** Consignes **
**a.** Résumez l'extrait en deux phrases.
**b.** D'après l'extrait, répondez à chaque question, en reprenant les mêmes repères pour les réponses :
(i) Quelle fonction occupe Stephen Kerckhove ?
(ii) Selon la Fédération française des télécoms, dans quel délai les équipements installés à titre temporaire devront-ils être démontés ?
(iii) De quelle association Vincent Corneloup est-il l'avocat ?

** Extrait **

Le gouvernement a offert grâce à l’état d’urgence sanitaire une liberté totale aux opérateurs de téléphonie mobile pour implanter de nouvelles antennes-relais. Les associations dénoncent une mesure incontrôlable, qui pourrait permette à l’industrie de préparer le déploiement de la 5G.
« Un coup de maître des opérateurs. » C’est ainsi que Stephen Kerckhove, délégué général d’Agir pour l’Environnement, perçoit les ordonnances prises par le gouvernement dans le cadre de l’état d’urgence sanitaire. Celles-ci donnent en effet liberté totale aux opérateurs pour implanter de nouvelles antennes-relais. Il faut croire qu’il y avait urgence !
Officiellement, les règles qui encadraient encore (un peu) l’installation de ces matériels sautent uniquement durant la période d’urgence sanitaire. Les travaux des opérateurs ne doivent servir qu’à « garantir la continuité du fonctionnement des services et de ces réseaux ».
La Fédération française des télécoms nous indique ainsi qu’il « s’agit de pouvoir intervenir en urgence pour garantir l’intégrité du réseau dans cette période inédite de confinement, le cas échéant en installant des équipements à titre temporaire qui devront être démontés au plus tard dans les deux mois post état d’urgence sanitaire ». Mais ces restrictions sont loin de satisfaire les associations. « Effectivement, l’ordonnance telle qu’elle est écrite peut paraître rassurante, car les choses semblent bien cadrées. Mais elle doit être lue dans un contexte plus général, par rapport à ce qui a pu être constaté depuis une dizaine d’années », prévient Vincent Corneloup, avocat de l’association Robin des toits. Or, ce contexte est celui de libertés publiques en forte régression depuis une dizaine d’années.

** Données affichées **
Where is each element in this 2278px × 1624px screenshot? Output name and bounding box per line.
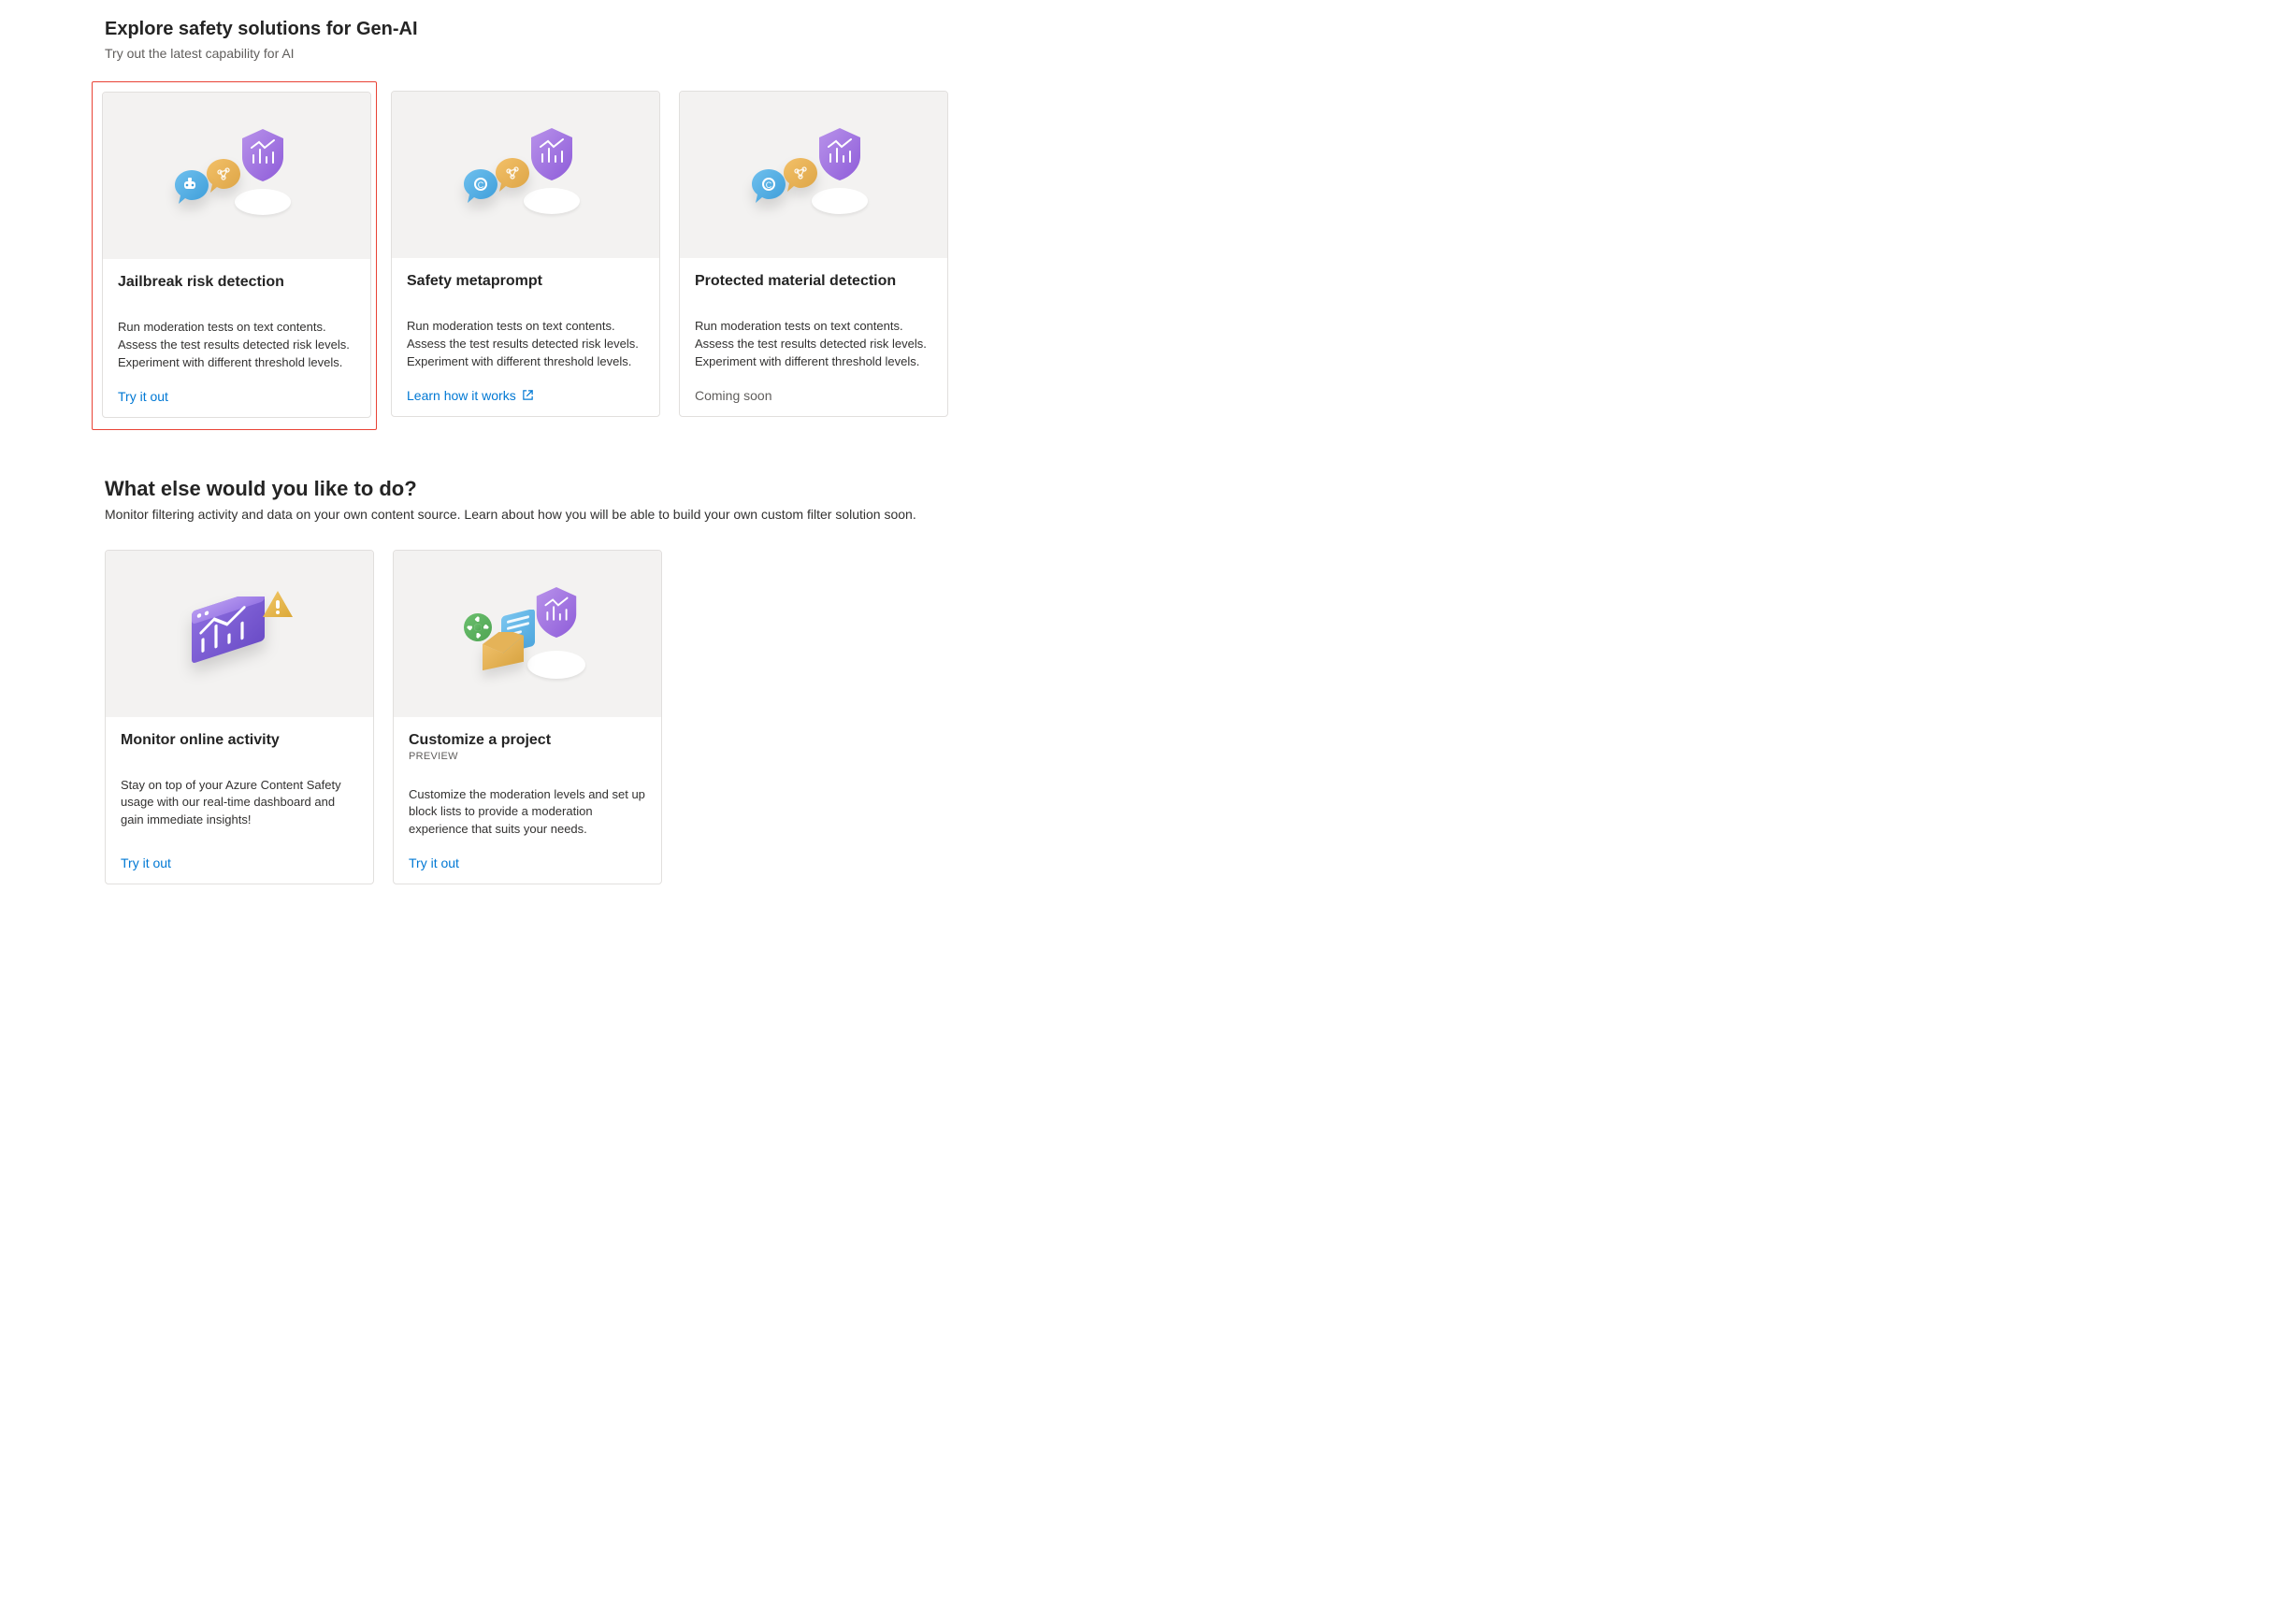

---

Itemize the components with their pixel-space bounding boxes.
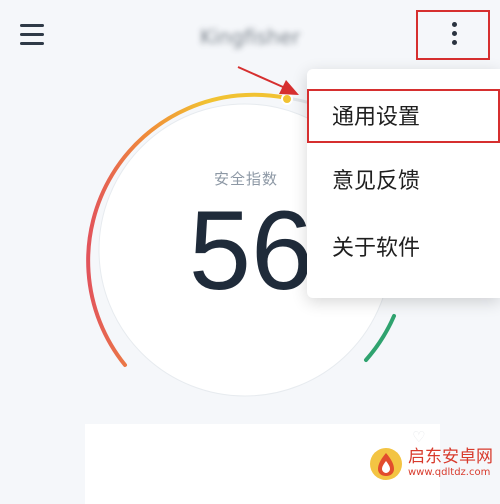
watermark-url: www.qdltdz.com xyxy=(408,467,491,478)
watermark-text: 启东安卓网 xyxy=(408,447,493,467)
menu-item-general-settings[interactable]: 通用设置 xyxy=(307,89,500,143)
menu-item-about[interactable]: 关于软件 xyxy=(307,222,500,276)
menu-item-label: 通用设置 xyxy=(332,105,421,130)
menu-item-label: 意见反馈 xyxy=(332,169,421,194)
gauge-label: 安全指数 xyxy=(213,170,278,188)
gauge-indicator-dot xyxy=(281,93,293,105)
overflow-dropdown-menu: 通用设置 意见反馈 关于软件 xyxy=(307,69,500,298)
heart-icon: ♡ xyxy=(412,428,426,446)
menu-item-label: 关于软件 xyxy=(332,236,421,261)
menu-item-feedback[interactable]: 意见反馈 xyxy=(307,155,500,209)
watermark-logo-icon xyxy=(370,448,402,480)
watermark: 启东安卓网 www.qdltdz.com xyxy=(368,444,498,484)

** Réponses par consigne **
**a.** Les ordonnances prises dans le cadre de l'état d'urgence sanitaire donnent aux opérateurs de téléphonie mobile une liberté totale pour implanter de nouvelles antennes-relais, officiellement pour garantir la continuité des réseaux et uniquement pendant cette période. Les associations dénoncent une mesure incontrôlable qui pourrait préparer le déploiement de la 5G, et l'avocat de Robin des toits juge qu'il faut la lire dans un contexte de libertés publiques en forte régression depuis une dizaine d'années.

**b.**
(i) Délégué général d'Agir pour l'Environnement.
(ii) Au plus tard dans les deux mois qui suivent l'état d'urgence sanitaire.
(iii) Robin des toits.